:: PROVIDED DATA ::

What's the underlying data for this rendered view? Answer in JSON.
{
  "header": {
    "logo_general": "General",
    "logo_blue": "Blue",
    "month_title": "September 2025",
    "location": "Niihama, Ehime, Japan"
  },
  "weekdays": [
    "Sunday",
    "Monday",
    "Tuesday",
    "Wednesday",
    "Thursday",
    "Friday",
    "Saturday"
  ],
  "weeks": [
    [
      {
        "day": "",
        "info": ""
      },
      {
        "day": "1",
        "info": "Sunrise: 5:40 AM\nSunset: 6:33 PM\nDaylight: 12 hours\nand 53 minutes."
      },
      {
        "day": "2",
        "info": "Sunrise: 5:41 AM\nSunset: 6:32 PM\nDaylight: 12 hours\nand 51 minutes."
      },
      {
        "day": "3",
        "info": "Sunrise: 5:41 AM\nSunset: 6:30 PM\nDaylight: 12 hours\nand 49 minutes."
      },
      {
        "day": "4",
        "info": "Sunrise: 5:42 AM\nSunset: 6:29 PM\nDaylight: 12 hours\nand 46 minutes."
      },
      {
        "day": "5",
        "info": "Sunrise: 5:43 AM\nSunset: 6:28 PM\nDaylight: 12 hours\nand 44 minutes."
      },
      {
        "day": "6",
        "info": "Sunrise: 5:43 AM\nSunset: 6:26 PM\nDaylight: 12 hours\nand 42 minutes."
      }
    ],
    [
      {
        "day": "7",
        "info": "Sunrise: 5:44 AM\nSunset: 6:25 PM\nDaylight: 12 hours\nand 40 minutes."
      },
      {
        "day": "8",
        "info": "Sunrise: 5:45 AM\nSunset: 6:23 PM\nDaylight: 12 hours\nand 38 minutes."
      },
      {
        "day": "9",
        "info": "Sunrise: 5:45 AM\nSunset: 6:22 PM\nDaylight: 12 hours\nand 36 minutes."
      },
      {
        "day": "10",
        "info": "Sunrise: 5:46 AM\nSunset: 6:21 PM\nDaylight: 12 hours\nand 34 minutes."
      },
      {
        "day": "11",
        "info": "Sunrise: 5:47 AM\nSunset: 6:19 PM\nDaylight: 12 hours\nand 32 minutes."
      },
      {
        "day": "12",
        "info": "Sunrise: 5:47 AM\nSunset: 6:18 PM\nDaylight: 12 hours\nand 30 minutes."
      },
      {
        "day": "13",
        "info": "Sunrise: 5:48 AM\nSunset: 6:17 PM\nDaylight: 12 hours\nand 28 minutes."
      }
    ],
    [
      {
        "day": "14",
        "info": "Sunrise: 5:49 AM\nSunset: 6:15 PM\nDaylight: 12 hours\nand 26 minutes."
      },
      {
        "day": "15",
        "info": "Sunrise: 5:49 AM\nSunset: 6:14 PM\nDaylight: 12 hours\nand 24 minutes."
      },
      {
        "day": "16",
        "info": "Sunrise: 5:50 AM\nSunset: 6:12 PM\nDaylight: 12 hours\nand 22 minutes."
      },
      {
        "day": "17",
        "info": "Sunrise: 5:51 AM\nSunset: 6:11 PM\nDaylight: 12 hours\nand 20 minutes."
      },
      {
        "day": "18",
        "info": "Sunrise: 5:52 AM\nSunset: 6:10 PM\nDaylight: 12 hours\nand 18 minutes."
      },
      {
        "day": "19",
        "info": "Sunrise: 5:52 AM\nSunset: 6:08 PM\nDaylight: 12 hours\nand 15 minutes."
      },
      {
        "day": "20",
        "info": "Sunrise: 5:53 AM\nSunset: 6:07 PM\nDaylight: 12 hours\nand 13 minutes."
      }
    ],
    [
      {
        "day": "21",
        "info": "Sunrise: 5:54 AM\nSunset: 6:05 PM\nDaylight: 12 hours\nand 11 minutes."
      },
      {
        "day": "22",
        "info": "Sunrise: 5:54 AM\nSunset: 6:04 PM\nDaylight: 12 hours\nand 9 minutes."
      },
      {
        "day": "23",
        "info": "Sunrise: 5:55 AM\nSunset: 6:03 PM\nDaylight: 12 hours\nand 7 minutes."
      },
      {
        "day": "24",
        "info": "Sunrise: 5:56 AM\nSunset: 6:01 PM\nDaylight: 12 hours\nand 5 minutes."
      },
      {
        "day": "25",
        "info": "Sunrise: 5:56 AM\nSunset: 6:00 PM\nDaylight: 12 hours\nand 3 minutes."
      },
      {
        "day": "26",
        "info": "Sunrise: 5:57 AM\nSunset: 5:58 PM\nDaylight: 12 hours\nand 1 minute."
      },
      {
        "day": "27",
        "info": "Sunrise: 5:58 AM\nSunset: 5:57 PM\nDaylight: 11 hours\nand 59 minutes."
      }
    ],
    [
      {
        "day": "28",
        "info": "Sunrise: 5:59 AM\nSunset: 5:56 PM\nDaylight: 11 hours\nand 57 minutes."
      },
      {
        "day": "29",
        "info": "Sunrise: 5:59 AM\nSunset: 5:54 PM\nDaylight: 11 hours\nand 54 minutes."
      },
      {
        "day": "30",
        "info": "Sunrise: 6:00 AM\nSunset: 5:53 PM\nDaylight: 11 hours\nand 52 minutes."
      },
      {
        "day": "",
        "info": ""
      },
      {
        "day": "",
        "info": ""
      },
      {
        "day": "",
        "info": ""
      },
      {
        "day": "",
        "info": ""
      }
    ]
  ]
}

:::

#### [EXERCISE PROMPT]
Exactly reproduce all of the entries above.

#### [RIGHT ANSWER]
What's the underlying data for this rendered view? Answer in JSON.
{
  "header": {
    "logo_general": "General",
    "logo_blue": "Blue",
    "month_title": "September 2025",
    "location": "Niihama, Ehime, Japan"
  },
  "weekdays": [
    "Sunday",
    "Monday",
    "Tuesday",
    "Wednesday",
    "Thursday",
    "Friday",
    "Saturday"
  ],
  "weeks": [
    [
      {
        "day": "",
        "info": ""
      },
      {
        "day": "1",
        "info": "Sunrise: 5:40 AM\nSunset: 6:33 PM\nDaylight: 12 hours\nand 53 minutes."
      },
      {
        "day": "2",
        "info": "Sunrise: 5:41 AM\nSunset: 6:32 PM\nDaylight: 12 hours\nand 51 minutes."
      },
      {
        "day": "3",
        "info": "Sunrise: 5:41 AM\nSunset: 6:30 PM\nDaylight: 12 hours\nand 49 minutes."
      },
      {
        "day": "4",
        "info": "Sunrise: 5:42 AM\nSunset: 6:29 PM\nDaylight: 12 hours\nand 46 minutes."
      },
      {
        "day": "5",
        "info": "Sunrise: 5:43 AM\nSunset: 6:28 PM\nDaylight: 12 hours\nand 44 minutes."
      },
      {
        "day": "6",
        "info": "Sunrise: 5:43 AM\nSunset: 6:26 PM\nDaylight: 12 hours\nand 42 minutes."
      }
    ],
    [
      {
        "day": "7",
        "info": "Sunrise: 5:44 AM\nSunset: 6:25 PM\nDaylight: 12 hours\nand 40 minutes."
      },
      {
        "day": "8",
        "info": "Sunrise: 5:45 AM\nSunset: 6:23 PM\nDaylight: 12 hours\nand 38 minutes."
      },
      {
        "day": "9",
        "info": "Sunrise: 5:45 AM\nSunset: 6:22 PM\nDaylight: 12 hours\nand 36 minutes."
      },
      {
        "day": "10",
        "info": "Sunrise: 5:46 AM\nSunset: 6:21 PM\nDaylight: 12 hours\nand 34 minutes."
      },
      {
        "day": "11",
        "info": "Sunrise: 5:47 AM\nSunset: 6:19 PM\nDaylight: 12 hours\nand 32 minutes."
      },
      {
        "day": "12",
        "info": "Sunrise: 5:47 AM\nSunset: 6:18 PM\nDaylight: 12 hours\nand 30 minutes."
      },
      {
        "day": "13",
        "info": "Sunrise: 5:48 AM\nSunset: 6:17 PM\nDaylight: 12 hours\nand 28 minutes."
      }
    ],
    [
      {
        "day": "14",
        "info": "Sunrise: 5:49 AM\nSunset: 6:15 PM\nDaylight: 12 hours\nand 26 minutes."
      },
      {
        "day": "15",
        "info": "Sunrise: 5:49 AM\nSunset: 6:14 PM\nDaylight: 12 hours\nand 24 minutes."
      },
      {
        "day": "16",
        "info": "Sunrise: 5:50 AM\nSunset: 6:12 PM\nDaylight: 12 hours\nand 22 minutes."
      },
      {
        "day": "17",
        "info": "Sunrise: 5:51 AM\nSunset: 6:11 PM\nDaylight: 12 hours\nand 20 minutes."
      },
      {
        "day": "18",
        "info": "Sunrise: 5:52 AM\nSunset: 6:10 PM\nDaylight: 12 hours\nand 18 minutes."
      },
      {
        "day": "19",
        "info": "Sunrise: 5:52 AM\nSunset: 6:08 PM\nDaylight: 12 hours\nand 15 minutes."
      },
      {
        "day": "20",
        "info": "Sunrise: 5:53 AM\nSunset: 6:07 PM\nDaylight: 12 hours\nand 13 minutes."
      }
    ],
    [
      {
        "day": "21",
        "info": "Sunrise: 5:54 AM\nSunset: 6:05 PM\nDaylight: 12 hours\nand 11 minutes."
      },
      {
        "day": "22",
        "info": "Sunrise: 5:54 AM\nSunset: 6:04 PM\nDaylight: 12 hours\nand 9 minutes."
      },
      {
        "day": "23",
        "info": "Sunrise: 5:55 AM\nSunset: 6:03 PM\nDaylight: 12 hours\nand 7 minutes."
      },
      {
        "day": "24",
        "info": "Sunrise: 5:56 AM\nSunset: 6:01 PM\nDaylight: 12 hours\nand 5 minutes."
      },
      {
        "day": "25",
        "info": "Sunrise: 5:56 AM\nSunset: 6:00 PM\nDaylight: 12 hours\nand 3 minutes."
      },
      {
        "day": "26",
        "info": "Sunrise: 5:57 AM\nSunset: 5:58 PM\nDaylight: 12 hours\nand 1 minute."
      },
      {
        "day": "27",
        "info": "Sunrise: 5:58 AM\nSunset: 5:57 PM\nDaylight: 11 hours\nand 59 minutes."
      }
    ],
    [
      {
        "day": "28",
        "info": "Sunrise: 5:59 AM\nSunset: 5:56 PM\nDaylight: 11 hours\nand 57 minutes."
      },
      {
        "day": "29",
        "info": "Sunrise: 5:59 AM\nSunset: 5:54 PM\nDaylight: 11 hours\nand 54 minutes."
      },
      {
        "day": "30",
        "info": "Sunrise: 6:00 AM\nSunset: 5:53 PM\nDaylight: 11 hours\nand 52 minutes."
      },
      {
        "day": "",
        "info": ""
      },
      {
        "day": "",
        "info": ""
      },
      {
        "day": "",
        "info": ""
      },
      {
        "day": "",
        "info": ""
      }
    ]
  ]
}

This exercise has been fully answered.